• BRIEF:
Write out the items below again, replacing every "y-tick-label" with "y-axis-tick" and leaving everything else unchanged.

• SUPPLIED ENTRIES:

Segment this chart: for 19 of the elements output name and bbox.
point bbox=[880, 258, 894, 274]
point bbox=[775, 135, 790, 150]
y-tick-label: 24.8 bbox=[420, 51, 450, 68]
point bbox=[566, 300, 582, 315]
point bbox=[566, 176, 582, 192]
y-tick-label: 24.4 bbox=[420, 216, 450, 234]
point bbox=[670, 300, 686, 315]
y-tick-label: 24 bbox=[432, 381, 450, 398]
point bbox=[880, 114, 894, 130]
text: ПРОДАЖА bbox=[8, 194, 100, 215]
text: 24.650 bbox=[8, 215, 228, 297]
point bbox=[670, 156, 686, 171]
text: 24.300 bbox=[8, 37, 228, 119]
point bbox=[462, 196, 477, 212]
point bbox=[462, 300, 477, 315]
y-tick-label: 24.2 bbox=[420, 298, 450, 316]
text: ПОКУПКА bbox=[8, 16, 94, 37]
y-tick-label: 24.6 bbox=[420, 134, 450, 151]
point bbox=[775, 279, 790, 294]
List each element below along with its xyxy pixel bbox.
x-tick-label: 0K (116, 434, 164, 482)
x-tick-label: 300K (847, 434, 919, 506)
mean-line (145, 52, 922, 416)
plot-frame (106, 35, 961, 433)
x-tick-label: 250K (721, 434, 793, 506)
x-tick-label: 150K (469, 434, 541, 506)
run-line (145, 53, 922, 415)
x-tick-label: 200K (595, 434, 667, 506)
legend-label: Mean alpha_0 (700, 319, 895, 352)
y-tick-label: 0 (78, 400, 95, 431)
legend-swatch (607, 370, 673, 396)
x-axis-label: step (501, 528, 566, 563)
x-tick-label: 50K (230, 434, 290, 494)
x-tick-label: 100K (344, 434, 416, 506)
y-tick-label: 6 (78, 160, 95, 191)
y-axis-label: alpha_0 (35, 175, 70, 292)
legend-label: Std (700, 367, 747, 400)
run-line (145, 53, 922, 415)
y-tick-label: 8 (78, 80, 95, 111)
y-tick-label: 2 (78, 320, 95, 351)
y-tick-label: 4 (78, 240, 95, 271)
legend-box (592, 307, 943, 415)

• TASK RESPONSE:
Segment this chart: for 19 of the elements output name and bbox.
point bbox=[880, 258, 894, 274]
point bbox=[775, 135, 790, 150]
y-axis-tick: 24.8 bbox=[420, 51, 450, 68]
point bbox=[566, 300, 582, 315]
point bbox=[566, 176, 582, 192]
y-axis-tick: 24.4 bbox=[420, 216, 450, 234]
point bbox=[670, 300, 686, 315]
y-axis-tick: 24 bbox=[432, 381, 450, 398]
point bbox=[880, 114, 894, 130]
text: ПРОДАЖА bbox=[8, 194, 100, 215]
text: 24.650 bbox=[8, 215, 228, 297]
point bbox=[670, 156, 686, 171]
text: 24.300 bbox=[8, 37, 228, 119]
point bbox=[462, 196, 477, 212]
point bbox=[462, 300, 477, 315]
y-axis-tick: 24.2 bbox=[420, 298, 450, 316]
text: ПОКУПКА bbox=[8, 16, 94, 37]
y-axis-tick: 24.6 bbox=[420, 134, 450, 151]
point bbox=[775, 279, 790, 294]
List each element below along with its xyxy pixel bbox.
x-tick-label: 0K (116, 434, 164, 482)
x-tick-label: 300K (847, 434, 919, 506)
mean-line (145, 52, 922, 416)
plot-frame (106, 35, 961, 433)
x-tick-label: 250K (721, 434, 793, 506)
x-tick-label: 150K (469, 434, 541, 506)
run-line (145, 53, 922, 415)
x-tick-label: 200K (595, 434, 667, 506)
legend-label: Mean alpha_0 (700, 319, 895, 352)
y-axis-tick: 0 (78, 400, 95, 431)
legend-swatch (607, 370, 673, 396)
x-axis-label: step (501, 528, 566, 563)
x-tick-label: 50K (230, 434, 290, 494)
x-tick-label: 100K (344, 434, 416, 506)
y-axis-tick: 6 (78, 160, 95, 191)
y-axis-label: alpha_0 (35, 175, 70, 292)
legend-label: Std (700, 367, 747, 400)
run-line (145, 53, 922, 415)
y-axis-tick: 8 (78, 80, 95, 111)
y-axis-tick: 2 (78, 320, 95, 351)
y-axis-tick: 4 (78, 240, 95, 271)
legend-box (592, 307, 943, 415)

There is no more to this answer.